Items listed in a dataset:
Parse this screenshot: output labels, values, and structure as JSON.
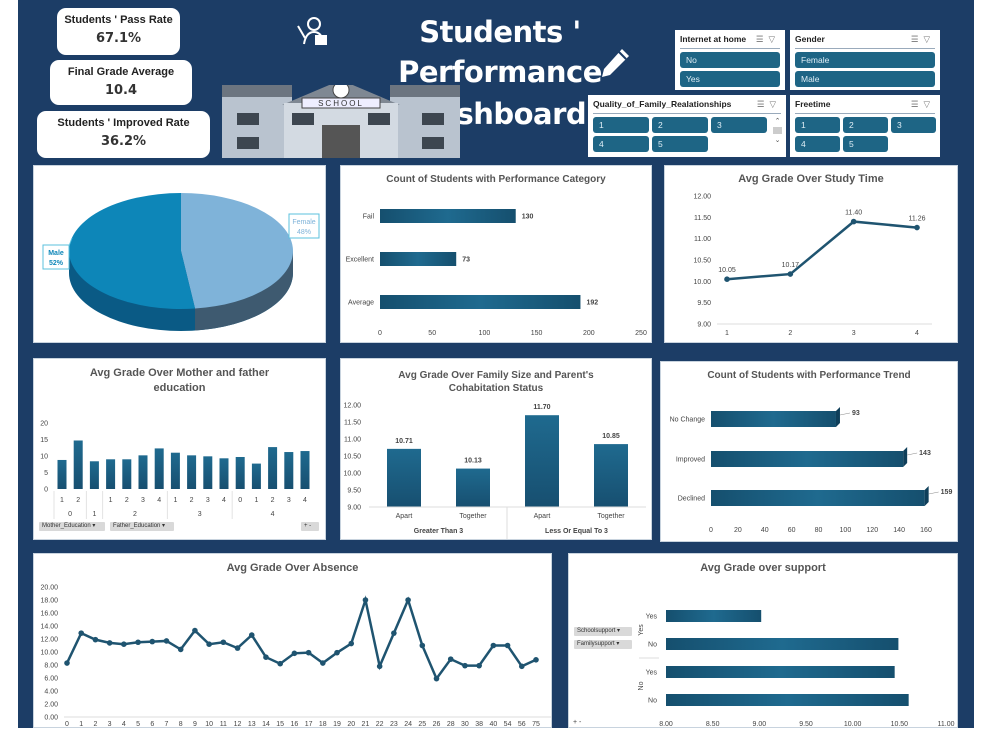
{
  "kpis": [
    {
      "label": "Students ' Pass Rate",
      "value": "67.1%"
    },
    {
      "label": "Final Grade Average",
      "value": "10.4"
    },
    {
      "label": "Students ' Improved Rate",
      "value": "36.2%"
    }
  ],
  "header": {
    "title_line1": "Students ' Performance",
    "title_line2": "Dashboard",
    "school_sign": "SCHOOL"
  },
  "slicers": {
    "internet": {
      "title": "Internet at home",
      "items": [
        "No",
        "Yes"
      ]
    },
    "gender": {
      "title": "Gender",
      "items": [
        "Female",
        "Male"
      ]
    },
    "family_rel": {
      "title": "Quality_of_Family_Realationships",
      "items": [
        "1",
        "2",
        "3",
        "4",
        "5"
      ]
    },
    "freetime": {
      "title": "Freetime",
      "items": [
        "1",
        "2",
        "3",
        "4",
        "5"
      ]
    }
  },
  "colors": {
    "background": "#1c3d66",
    "bar": "#1d6085",
    "line": "#1f5470",
    "pie_male": "#0d86b8",
    "pie_female": "#7fb3d9"
  },
  "chart_data": [
    {
      "id": "gender",
      "type": "pie",
      "categories": [
        "Female",
        "Male"
      ],
      "values": [
        48,
        52
      ],
      "labels": [
        "48%",
        "52%"
      ]
    },
    {
      "id": "category",
      "type": "bar",
      "orientation": "horizontal",
      "title": "Count of Students with Performance Category",
      "categories": [
        "Fail",
        "Excellent",
        "Average"
      ],
      "values": [
        130,
        73,
        192
      ],
      "xlim": [
        0,
        250
      ],
      "xticks": [
        0,
        50,
        100,
        150,
        200,
        250
      ]
    },
    {
      "id": "study",
      "type": "line",
      "title": "Avg Grade Over Study Time",
      "categories": [
        "1",
        "2",
        "3",
        "4"
      ],
      "values": [
        10.05,
        10.17,
        11.4,
        11.26
      ],
      "ylim": [
        9,
        12
      ],
      "yticks": [
        "9.00",
        "9.50",
        "10.00",
        "10.50",
        "11.00",
        "11.50",
        "12.00"
      ]
    },
    {
      "id": "education",
      "type": "bar",
      "title": "Avg Grade Over Mother and father education",
      "groups": [
        {
          "label": "0",
          "bars": [
            "1",
            "2"
          ]
        },
        {
          "label": "1",
          "bars": [
            ""
          ]
        },
        {
          "label": "2",
          "bars": [
            "1",
            "2",
            "3",
            "4"
          ]
        },
        {
          "label": "3",
          "bars": [
            "1",
            "2",
            "3",
            "4"
          ]
        },
        {
          "label": "4",
          "bars": [
            "0",
            "1",
            "2",
            "3",
            "4"
          ]
        }
      ],
      "values": [
        8.8,
        14.7,
        8.4,
        9.0,
        9.0,
        10.2,
        12.3,
        11.0,
        10.2,
        9.9,
        9.3,
        9.7,
        7.7,
        12.7,
        11.2,
        11.5
      ],
      "ylim": [
        0,
        20
      ],
      "yticks": [
        "0",
        "5",
        "10",
        "15",
        "20"
      ],
      "filters": [
        "Mother_Education",
        "Father_Education"
      ]
    },
    {
      "id": "family",
      "type": "bar",
      "title": "Avg  Grade Over Family Size and Parent's Cohabitation Status",
      "groups": [
        {
          "label": "Greater Than 3",
          "bars": [
            "Apart",
            "Together"
          ]
        },
        {
          "label": "Less Or Equal To 3",
          "bars": [
            "Apart",
            "Together"
          ]
        }
      ],
      "values": [
        10.71,
        10.13,
        11.7,
        10.85
      ],
      "labels": [
        "10.71",
        "10.13",
        "11.70",
        "10.85"
      ],
      "ylim": [
        9,
        12
      ],
      "yticks": [
        "9.00",
        "9.50",
        "10.00",
        "10.50",
        "11.00",
        "11.50",
        "12.00"
      ]
    },
    {
      "id": "trend",
      "type": "bar",
      "orientation": "horizontal",
      "title": "Count of Students with Performance Trend",
      "categories": [
        "No Change",
        "Improved",
        "Declined"
      ],
      "values": [
        93,
        143,
        159
      ],
      "xlim": [
        0,
        160
      ],
      "xticks": [
        0,
        20,
        40,
        60,
        80,
        100,
        120,
        140,
        160
      ]
    },
    {
      "id": "absence",
      "type": "line",
      "title": "Avg Grade Over Absence",
      "categories": [
        "0",
        "1",
        "2",
        "3",
        "4",
        "5",
        "6",
        "7",
        "8",
        "9",
        "10",
        "11",
        "12",
        "13",
        "14",
        "15",
        "16",
        "17",
        "18",
        "19",
        "20",
        "21",
        "22",
        "23",
        "24",
        "25",
        "26",
        "28",
        "30",
        "38",
        "40",
        "54",
        "56",
        "75"
      ],
      "values": [
        8.3,
        12.9,
        11.9,
        11.4,
        11.2,
        11.5,
        11.6,
        11.7,
        10.4,
        13.3,
        11.2,
        11.5,
        10.6,
        12.6,
        9.2,
        8.2,
        9.8,
        9.9,
        8.3,
        9.9,
        11.3,
        18.0,
        7.8,
        12.9,
        18.0,
        11.0,
        5.9,
        8.9,
        7.9,
        7.9,
        11.0,
        11.0,
        7.8,
        8.8
      ],
      "ylim": [
        0,
        20
      ],
      "yticks": [
        "0.00",
        "2.00",
        "4.00",
        "6.00",
        "8.00",
        "10.00",
        "12.00",
        "14.00",
        "16.00",
        "18.00",
        "20.00"
      ]
    },
    {
      "id": "support",
      "type": "bar",
      "orientation": "horizontal",
      "title": "Avg Grade over support",
      "groups": [
        {
          "label": "Yes",
          "bars": [
            "Yes",
            "No"
          ]
        },
        {
          "label": "No",
          "bars": [
            "Yes",
            "No"
          ]
        }
      ],
      "values": [
        9.02,
        10.49,
        10.45,
        10.6
      ],
      "xlim": [
        8,
        11
      ],
      "xticks": [
        "8.00",
        "8.50",
        "9.00",
        "9.50",
        "10.00",
        "10.50",
        "11.00"
      ],
      "filters": [
        "Schoolsupport",
        "Familysupport"
      ]
    }
  ]
}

Exercise brief:
Pictures are excluded; copy all other data exactly as shown.

Task answer:
Parse this screenshot: output labels, values, and structure as JSON.
{
  "kpis": [
    {
      "label": "Students ' Pass Rate",
      "value": "67.1%"
    },
    {
      "label": "Final Grade Average",
      "value": "10.4"
    },
    {
      "label": "Students ' Improved Rate",
      "value": "36.2%"
    }
  ],
  "header": {
    "title_line1": "Students ' Performance",
    "title_line2": "Dashboard",
    "school_sign": "SCHOOL"
  },
  "slicers": {
    "internet": {
      "title": "Internet at home",
      "items": [
        "No",
        "Yes"
      ]
    },
    "gender": {
      "title": "Gender",
      "items": [
        "Female",
        "Male"
      ]
    },
    "family_rel": {
      "title": "Quality_of_Family_Realationships",
      "items": [
        "1",
        "2",
        "3",
        "4",
        "5"
      ]
    },
    "freetime": {
      "title": "Freetime",
      "items": [
        "1",
        "2",
        "3",
        "4",
        "5"
      ]
    }
  },
  "colors": {
    "background": "#1c3d66",
    "bar": "#1d6085",
    "line": "#1f5470",
    "pie_male": "#0d86b8",
    "pie_female": "#7fb3d9"
  },
  "chart_data": [
    {
      "id": "gender",
      "type": "pie",
      "categories": [
        "Female",
        "Male"
      ],
      "values": [
        48,
        52
      ],
      "labels": [
        "48%",
        "52%"
      ]
    },
    {
      "id": "category",
      "type": "bar",
      "orientation": "horizontal",
      "title": "Count of Students with Performance Category",
      "categories": [
        "Fail",
        "Excellent",
        "Average"
      ],
      "values": [
        130,
        73,
        192
      ],
      "xlim": [
        0,
        250
      ],
      "xticks": [
        0,
        50,
        100,
        150,
        200,
        250
      ]
    },
    {
      "id": "study",
      "type": "line",
      "title": "Avg Grade Over Study Time",
      "categories": [
        "1",
        "2",
        "3",
        "4"
      ],
      "values": [
        10.05,
        10.17,
        11.4,
        11.26
      ],
      "ylim": [
        9,
        12
      ],
      "yticks": [
        "9.00",
        "9.50",
        "10.00",
        "10.50",
        "11.00",
        "11.50",
        "12.00"
      ]
    },
    {
      "id": "education",
      "type": "bar",
      "title": "Avg Grade Over Mother and father education",
      "groups": [
        {
          "label": "0",
          "bars": [
            "1",
            "2"
          ]
        },
        {
          "label": "1",
          "bars": [
            ""
          ]
        },
        {
          "label": "2",
          "bars": [
            "1",
            "2",
            "3",
            "4"
          ]
        },
        {
          "label": "3",
          "bars": [
            "1",
            "2",
            "3",
            "4"
          ]
        },
        {
          "label": "4",
          "bars": [
            "0",
            "1",
            "2",
            "3",
            "4"
          ]
        }
      ],
      "values": [
        8.8,
        14.7,
        8.4,
        9.0,
        9.0,
        10.2,
        12.3,
        11.0,
        10.2,
        9.9,
        9.3,
        9.7,
        7.7,
        12.7,
        11.2,
        11.5
      ],
      "ylim": [
        0,
        20
      ],
      "yticks": [
        "0",
        "5",
        "10",
        "15",
        "20"
      ],
      "filters": [
        "Mother_Education",
        "Father_Education"
      ]
    },
    {
      "id": "family",
      "type": "bar",
      "title": "Avg  Grade Over Family Size and Parent's Cohabitation Status",
      "groups": [
        {
          "label": "Greater Than 3",
          "bars": [
            "Apart",
            "Together"
          ]
        },
        {
          "label": "Less Or Equal To 3",
          "bars": [
            "Apart",
            "Together"
          ]
        }
      ],
      "values": [
        10.71,
        10.13,
        11.7,
        10.85
      ],
      "labels": [
        "10.71",
        "10.13",
        "11.70",
        "10.85"
      ],
      "ylim": [
        9,
        12
      ],
      "yticks": [
        "9.00",
        "9.50",
        "10.00",
        "10.50",
        "11.00",
        "11.50",
        "12.00"
      ]
    },
    {
      "id": "trend",
      "type": "bar",
      "orientation": "horizontal",
      "title": "Count of Students with Performance Trend",
      "categories": [
        "No Change",
        "Improved",
        "Declined"
      ],
      "values": [
        93,
        143,
        159
      ],
      "xlim": [
        0,
        160
      ],
      "xticks": [
        0,
        20,
        40,
        60,
        80,
        100,
        120,
        140,
        160
      ]
    },
    {
      "id": "absence",
      "type": "line",
      "title": "Avg Grade Over Absence",
      "categories": [
        "0",
        "1",
        "2",
        "3",
        "4",
        "5",
        "6",
        "7",
        "8",
        "9",
        "10",
        "11",
        "12",
        "13",
        "14",
        "15",
        "16",
        "17",
        "18",
        "19",
        "20",
        "21",
        "22",
        "23",
        "24",
        "25",
        "26",
        "28",
        "30",
        "38",
        "40",
        "54",
        "56",
        "75"
      ],
      "values": [
        8.3,
        12.9,
        11.9,
        11.4,
        11.2,
        11.5,
        11.6,
        11.7,
        10.4,
        13.3,
        11.2,
        11.5,
        10.6,
        12.6,
        9.2,
        8.2,
        9.8,
        9.9,
        8.3,
        9.9,
        11.3,
        18.0,
        7.8,
        12.9,
        18.0,
        11.0,
        5.9,
        8.9,
        7.9,
        7.9,
        11.0,
        11.0,
        7.8,
        8.8
      ],
      "ylim": [
        0,
        20
      ],
      "yticks": [
        "0.00",
        "2.00",
        "4.00",
        "6.00",
        "8.00",
        "10.00",
        "12.00",
        "14.00",
        "16.00",
        "18.00",
        "20.00"
      ]
    },
    {
      "id": "support",
      "type": "bar",
      "orientation": "horizontal",
      "title": "Avg Grade over support",
      "groups": [
        {
          "label": "Yes",
          "bars": [
            "Yes",
            "No"
          ]
        },
        {
          "label": "No",
          "bars": [
            "Yes",
            "No"
          ]
        }
      ],
      "values": [
        9.02,
        10.49,
        10.45,
        10.6
      ],
      "xlim": [
        8,
        11
      ],
      "xticks": [
        "8.00",
        "8.50",
        "9.00",
        "9.50",
        "10.00",
        "10.50",
        "11.00"
      ],
      "filters": [
        "Schoolsupport",
        "Familysupport"
      ]
    }
  ]
}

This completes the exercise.